- _INSTRUCTION_
Make an exact copy of all the records.

───── DATA FOR THIS TASK

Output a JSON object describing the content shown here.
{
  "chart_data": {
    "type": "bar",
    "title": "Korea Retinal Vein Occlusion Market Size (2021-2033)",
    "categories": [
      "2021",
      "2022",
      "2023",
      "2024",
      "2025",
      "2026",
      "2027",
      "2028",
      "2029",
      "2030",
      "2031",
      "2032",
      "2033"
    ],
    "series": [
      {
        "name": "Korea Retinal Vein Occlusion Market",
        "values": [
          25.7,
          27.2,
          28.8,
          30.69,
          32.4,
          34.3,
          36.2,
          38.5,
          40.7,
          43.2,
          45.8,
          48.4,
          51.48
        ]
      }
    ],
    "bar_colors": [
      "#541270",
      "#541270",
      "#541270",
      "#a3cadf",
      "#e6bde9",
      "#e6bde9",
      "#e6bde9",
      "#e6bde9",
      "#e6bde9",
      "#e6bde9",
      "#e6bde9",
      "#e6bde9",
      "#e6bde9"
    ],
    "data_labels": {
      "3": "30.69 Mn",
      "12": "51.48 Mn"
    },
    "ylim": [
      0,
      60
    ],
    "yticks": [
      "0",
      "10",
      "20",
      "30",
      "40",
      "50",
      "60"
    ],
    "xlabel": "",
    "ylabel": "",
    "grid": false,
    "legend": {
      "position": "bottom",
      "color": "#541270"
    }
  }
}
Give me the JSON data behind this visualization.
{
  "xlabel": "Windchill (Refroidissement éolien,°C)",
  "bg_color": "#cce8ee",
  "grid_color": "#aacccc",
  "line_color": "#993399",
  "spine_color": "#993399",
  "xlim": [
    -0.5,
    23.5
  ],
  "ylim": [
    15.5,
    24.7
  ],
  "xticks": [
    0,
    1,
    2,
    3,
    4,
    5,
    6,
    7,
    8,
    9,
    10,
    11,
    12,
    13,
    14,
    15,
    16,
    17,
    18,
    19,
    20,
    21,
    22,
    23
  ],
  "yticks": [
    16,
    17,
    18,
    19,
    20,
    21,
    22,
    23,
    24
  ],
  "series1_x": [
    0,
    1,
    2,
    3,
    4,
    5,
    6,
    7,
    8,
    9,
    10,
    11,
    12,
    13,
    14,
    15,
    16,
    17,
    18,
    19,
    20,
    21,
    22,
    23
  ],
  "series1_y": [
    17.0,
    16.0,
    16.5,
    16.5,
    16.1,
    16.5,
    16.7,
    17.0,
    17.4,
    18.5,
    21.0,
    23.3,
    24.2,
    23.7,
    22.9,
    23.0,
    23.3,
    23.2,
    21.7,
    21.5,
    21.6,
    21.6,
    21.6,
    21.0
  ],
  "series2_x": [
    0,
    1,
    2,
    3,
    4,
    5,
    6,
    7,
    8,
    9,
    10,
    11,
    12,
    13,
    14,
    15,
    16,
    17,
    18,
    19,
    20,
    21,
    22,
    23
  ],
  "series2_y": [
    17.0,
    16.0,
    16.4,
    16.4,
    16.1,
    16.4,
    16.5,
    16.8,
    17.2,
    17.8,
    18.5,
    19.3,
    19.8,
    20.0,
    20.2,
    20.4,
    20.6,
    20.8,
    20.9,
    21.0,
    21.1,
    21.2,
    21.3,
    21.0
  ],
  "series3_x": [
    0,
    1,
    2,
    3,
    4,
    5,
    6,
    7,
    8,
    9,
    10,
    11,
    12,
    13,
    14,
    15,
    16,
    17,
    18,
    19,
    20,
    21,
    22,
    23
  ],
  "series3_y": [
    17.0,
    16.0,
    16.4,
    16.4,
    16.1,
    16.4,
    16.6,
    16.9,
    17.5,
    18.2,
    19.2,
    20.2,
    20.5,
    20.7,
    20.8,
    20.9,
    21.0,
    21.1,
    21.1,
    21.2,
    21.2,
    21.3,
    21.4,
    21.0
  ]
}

──────────

- _RESPONSE_
Output a JSON object describing the content shown here.
{
  "chart_data": {
    "type": "bar",
    "title": "Korea Retinal Vein Occlusion Market Size (2021-2033)",
    "categories": [
      "2021",
      "2022",
      "2023",
      "2024",
      "2025",
      "2026",
      "2027",
      "2028",
      "2029",
      "2030",
      "2031",
      "2032",
      "2033"
    ],
    "series": [
      {
        "name": "Korea Retinal Vein Occlusion Market",
        "values": [
          25.7,
          27.2,
          28.8,
          30.69,
          32.4,
          34.3,
          36.2,
          38.5,
          40.7,
          43.2,
          45.8,
          48.4,
          51.48
        ]
      }
    ],
    "bar_colors": [
      "#541270",
      "#541270",
      "#541270",
      "#a3cadf",
      "#e6bde9",
      "#e6bde9",
      "#e6bde9",
      "#e6bde9",
      "#e6bde9",
      "#e6bde9",
      "#e6bde9",
      "#e6bde9",
      "#e6bde9"
    ],
    "data_labels": {
      "3": "30.69 Mn",
      "12": "51.48 Mn"
    },
    "ylim": [
      0,
      60
    ],
    "yticks": [
      "0",
      "10",
      "20",
      "30",
      "40",
      "50",
      "60"
    ],
    "xlabel": "",
    "ylabel": "",
    "grid": false,
    "legend": {
      "position": "bottom",
      "color": "#541270"
    }
  }
}
Give me the JSON data behind this visualization.
{
  "xlabel": "Windchill (Refroidissement éolien,°C)",
  "bg_color": "#cce8ee",
  "grid_color": "#aacccc",
  "line_color": "#993399",
  "spine_color": "#993399",
  "xlim": [
    -0.5,
    23.5
  ],
  "ylim": [
    15.5,
    24.7
  ],
  "xticks": [
    0,
    1,
    2,
    3,
    4,
    5,
    6,
    7,
    8,
    9,
    10,
    11,
    12,
    13,
    14,
    15,
    16,
    17,
    18,
    19,
    20,
    21,
    22,
    23
  ],
  "yticks": [
    16,
    17,
    18,
    19,
    20,
    21,
    22,
    23,
    24
  ],
  "series1_x": [
    0,
    1,
    2,
    3,
    4,
    5,
    6,
    7,
    8,
    9,
    10,
    11,
    12,
    13,
    14,
    15,
    16,
    17,
    18,
    19,
    20,
    21,
    22,
    23
  ],
  "series1_y": [
    17.0,
    16.0,
    16.5,
    16.5,
    16.1,
    16.5,
    16.7,
    17.0,
    17.4,
    18.5,
    21.0,
    23.3,
    24.2,
    23.7,
    22.9,
    23.0,
    23.3,
    23.2,
    21.7,
    21.5,
    21.6,
    21.6,
    21.6,
    21.0
  ],
  "series2_x": [
    0,
    1,
    2,
    3,
    4,
    5,
    6,
    7,
    8,
    9,
    10,
    11,
    12,
    13,
    14,
    15,
    16,
    17,
    18,
    19,
    20,
    21,
    22,
    23
  ],
  "series2_y": [
    17.0,
    16.0,
    16.4,
    16.4,
    16.1,
    16.4,
    16.5,
    16.8,
    17.2,
    17.8,
    18.5,
    19.3,
    19.8,
    20.0,
    20.2,
    20.4,
    20.6,
    20.8,
    20.9,
    21.0,
    21.1,
    21.2,
    21.3,
    21.0
  ],
  "series3_x": [
    0,
    1,
    2,
    3,
    4,
    5,
    6,
    7,
    8,
    9,
    10,
    11,
    12,
    13,
    14,
    15,
    16,
    17,
    18,
    19,
    20,
    21,
    22,
    23
  ],
  "series3_y": [
    17.0,
    16.0,
    16.4,
    16.4,
    16.1,
    16.4,
    16.6,
    16.9,
    17.5,
    18.2,
    19.2,
    20.2,
    20.5,
    20.7,
    20.8,
    20.9,
    21.0,
    21.1,
    21.1,
    21.2,
    21.2,
    21.3,
    21.4,
    21.0
  ]
}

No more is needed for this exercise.